### Task inputs ###

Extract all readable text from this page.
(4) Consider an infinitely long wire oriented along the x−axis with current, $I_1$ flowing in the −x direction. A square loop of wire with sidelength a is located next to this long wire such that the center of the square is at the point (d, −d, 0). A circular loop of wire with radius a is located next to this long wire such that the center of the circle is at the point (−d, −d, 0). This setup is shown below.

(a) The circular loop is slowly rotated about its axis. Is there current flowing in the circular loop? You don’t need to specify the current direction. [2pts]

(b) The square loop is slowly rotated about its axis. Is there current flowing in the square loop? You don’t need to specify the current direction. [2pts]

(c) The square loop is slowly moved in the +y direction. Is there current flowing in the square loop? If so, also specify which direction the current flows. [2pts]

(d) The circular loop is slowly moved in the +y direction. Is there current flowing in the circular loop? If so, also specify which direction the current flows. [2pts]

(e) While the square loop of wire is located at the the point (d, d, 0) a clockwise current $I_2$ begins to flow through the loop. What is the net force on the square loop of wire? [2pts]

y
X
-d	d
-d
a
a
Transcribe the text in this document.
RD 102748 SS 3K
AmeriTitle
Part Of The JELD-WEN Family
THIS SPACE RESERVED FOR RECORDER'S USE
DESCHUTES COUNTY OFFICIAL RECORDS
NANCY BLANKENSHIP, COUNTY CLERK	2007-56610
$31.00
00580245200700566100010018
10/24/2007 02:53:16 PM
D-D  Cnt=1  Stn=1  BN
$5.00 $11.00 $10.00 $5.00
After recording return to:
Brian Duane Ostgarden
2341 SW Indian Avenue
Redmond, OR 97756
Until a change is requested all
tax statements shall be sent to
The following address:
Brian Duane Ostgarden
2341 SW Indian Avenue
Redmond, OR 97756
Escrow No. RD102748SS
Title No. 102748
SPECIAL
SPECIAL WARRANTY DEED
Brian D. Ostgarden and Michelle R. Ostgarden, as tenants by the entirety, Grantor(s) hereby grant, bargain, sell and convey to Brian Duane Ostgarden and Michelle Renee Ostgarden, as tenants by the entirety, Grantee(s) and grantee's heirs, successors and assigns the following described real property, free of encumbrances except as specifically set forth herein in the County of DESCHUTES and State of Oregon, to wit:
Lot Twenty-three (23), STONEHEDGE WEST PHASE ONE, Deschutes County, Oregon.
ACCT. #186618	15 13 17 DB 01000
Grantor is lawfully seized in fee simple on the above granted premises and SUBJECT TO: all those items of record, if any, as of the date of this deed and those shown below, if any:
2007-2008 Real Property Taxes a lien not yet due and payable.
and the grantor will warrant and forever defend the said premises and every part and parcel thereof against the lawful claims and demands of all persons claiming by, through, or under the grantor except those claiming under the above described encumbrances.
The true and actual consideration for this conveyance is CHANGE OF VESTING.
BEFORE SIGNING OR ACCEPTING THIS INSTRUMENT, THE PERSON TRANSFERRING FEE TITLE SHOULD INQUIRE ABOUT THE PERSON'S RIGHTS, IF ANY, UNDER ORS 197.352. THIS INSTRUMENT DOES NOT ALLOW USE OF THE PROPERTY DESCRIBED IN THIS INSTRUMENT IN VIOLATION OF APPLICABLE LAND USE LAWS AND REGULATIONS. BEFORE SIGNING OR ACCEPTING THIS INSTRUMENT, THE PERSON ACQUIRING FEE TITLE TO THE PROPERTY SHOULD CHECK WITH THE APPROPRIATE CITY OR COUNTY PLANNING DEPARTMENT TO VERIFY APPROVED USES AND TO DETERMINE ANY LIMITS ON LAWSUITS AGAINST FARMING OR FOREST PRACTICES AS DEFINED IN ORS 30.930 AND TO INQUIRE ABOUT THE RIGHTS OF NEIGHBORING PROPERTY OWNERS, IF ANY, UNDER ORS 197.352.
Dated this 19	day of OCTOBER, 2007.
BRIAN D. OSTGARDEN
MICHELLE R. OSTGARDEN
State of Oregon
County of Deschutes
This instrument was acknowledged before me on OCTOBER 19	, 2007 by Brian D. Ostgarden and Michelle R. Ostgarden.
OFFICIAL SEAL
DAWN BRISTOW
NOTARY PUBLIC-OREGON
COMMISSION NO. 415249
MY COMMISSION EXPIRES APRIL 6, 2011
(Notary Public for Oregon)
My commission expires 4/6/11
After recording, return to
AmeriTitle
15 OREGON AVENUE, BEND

###

Restate each entry exactly, skipping none.

▶ Answer below:
Extract all readable text from this page.
(4) Consider an infinitely long wire oriented along the x−axis with current, $I_1$ flowing in the −x direction. A square loop of wire with sidelength a is located next to this long wire such that the center of the square is at the point (d, −d, 0). A circular loop of wire with radius a is located next to this long wire such that the center of the circle is at the point (−d, −d, 0). This setup is shown below.

(a) The circular loop is slowly rotated about its axis. Is there current flowing in the circular loop? You don’t need to specify the current direction. [2pts]

(b) The square loop is slowly rotated about its axis. Is there current flowing in the square loop? You don’t need to specify the current direction. [2pts]

(c) The square loop is slowly moved in the +y direction. Is there current flowing in the square loop? If so, also specify which direction the current flows. [2pts]

(d) The circular loop is slowly moved in the +y direction. Is there current flowing in the circular loop? If so, also specify which direction the current flows. [2pts]

(e) While the square loop of wire is located at the the point (d, d, 0) a clockwise current $I_2$ begins to flow through the loop. What is the net force on the square loop of wire? [2pts]

y
X
-d	d
-d
a
a
Transcribe the text in this document.
RD 102748 SS 3K
AmeriTitle
Part Of The JELD-WEN Family
THIS SPACE RESERVED FOR RECORDER'S USE
DESCHUTES COUNTY OFFICIAL RECORDS
NANCY BLANKENSHIP, COUNTY CLERK	2007-56610
$31.00
00580245200700566100010018
10/24/2007 02:53:16 PM
D-D  Cnt=1  Stn=1  BN
$5.00 $11.00 $10.00 $5.00
After recording return to:
Brian Duane Ostgarden
2341 SW Indian Avenue
Redmond, OR 97756
Until a change is requested all
tax statements shall be sent to
The following address:
Brian Duane Ostgarden
2341 SW Indian Avenue
Redmond, OR 97756
Escrow No. RD102748SS
Title No. 102748
SPECIAL
SPECIAL WARRANTY DEED
Brian D. Ostgarden and Michelle R. Ostgarden, as tenants by the entirety, Grantor(s) hereby grant, bargain, sell and convey to Brian Duane Ostgarden and Michelle Renee Ostgarden, as tenants by the entirety, Grantee(s) and grantee's heirs, successors and assigns the following described real property, free of encumbrances except as specifically set forth herein in the County of DESCHUTES and State of Oregon, to wit:
Lot Twenty-three (23), STONEHEDGE WEST PHASE ONE, Deschutes County, Oregon.
ACCT. #186618	15 13 17 DB 01000
Grantor is lawfully seized in fee simple on the above granted premises and SUBJECT TO: all those items of record, if any, as of the date of this deed and those shown below, if any:
2007-2008 Real Property Taxes a lien not yet due and payable.
and the grantor will warrant and forever defend the said premises and every part and parcel thereof against the lawful claims and demands of all persons claiming by, through, or under the grantor except those claiming under the above described encumbrances.
The true and actual consideration for this conveyance is CHANGE OF VESTING.
BEFORE SIGNING OR ACCEPTING THIS INSTRUMENT, THE PERSON TRANSFERRING FEE TITLE SHOULD INQUIRE ABOUT THE PERSON'S RIGHTS, IF ANY, UNDER ORS 197.352. THIS INSTRUMENT DOES NOT ALLOW USE OF THE PROPERTY DESCRIBED IN THIS INSTRUMENT IN VIOLATION OF APPLICABLE LAND USE LAWS AND REGULATIONS. BEFORE SIGNING OR ACCEPTING THIS INSTRUMENT, THE PERSON ACQUIRING FEE TITLE TO THE PROPERTY SHOULD CHECK WITH THE APPROPRIATE CITY OR COUNTY PLANNING DEPARTMENT TO VERIFY APPROVED USES AND TO DETERMINE ANY LIMITS ON LAWSUITS AGAINST FARMING OR FOREST PRACTICES AS DEFINED IN ORS 30.930 AND TO INQUIRE ABOUT THE RIGHTS OF NEIGHBORING PROPERTY OWNERS, IF ANY, UNDER ORS 197.352.
Dated this 19	day of OCTOBER, 2007.
BRIAN D. OSTGARDEN
MICHELLE R. OSTGARDEN
State of Oregon
County of Deschutes
This instrument was acknowledged before me on OCTOBER 19	, 2007 by Brian D. Ostgarden and Michelle R. Ostgarden.
OFFICIAL SEAL
DAWN BRISTOW
NOTARY PUBLIC-OREGON
COMMISSION NO. 415249
MY COMMISSION EXPIRES APRIL 6, 2011
(Notary Public for Oregon)
My commission expires 4/6/11
After recording, return to
AmeriTitle
15 OREGON AVENUE, BEND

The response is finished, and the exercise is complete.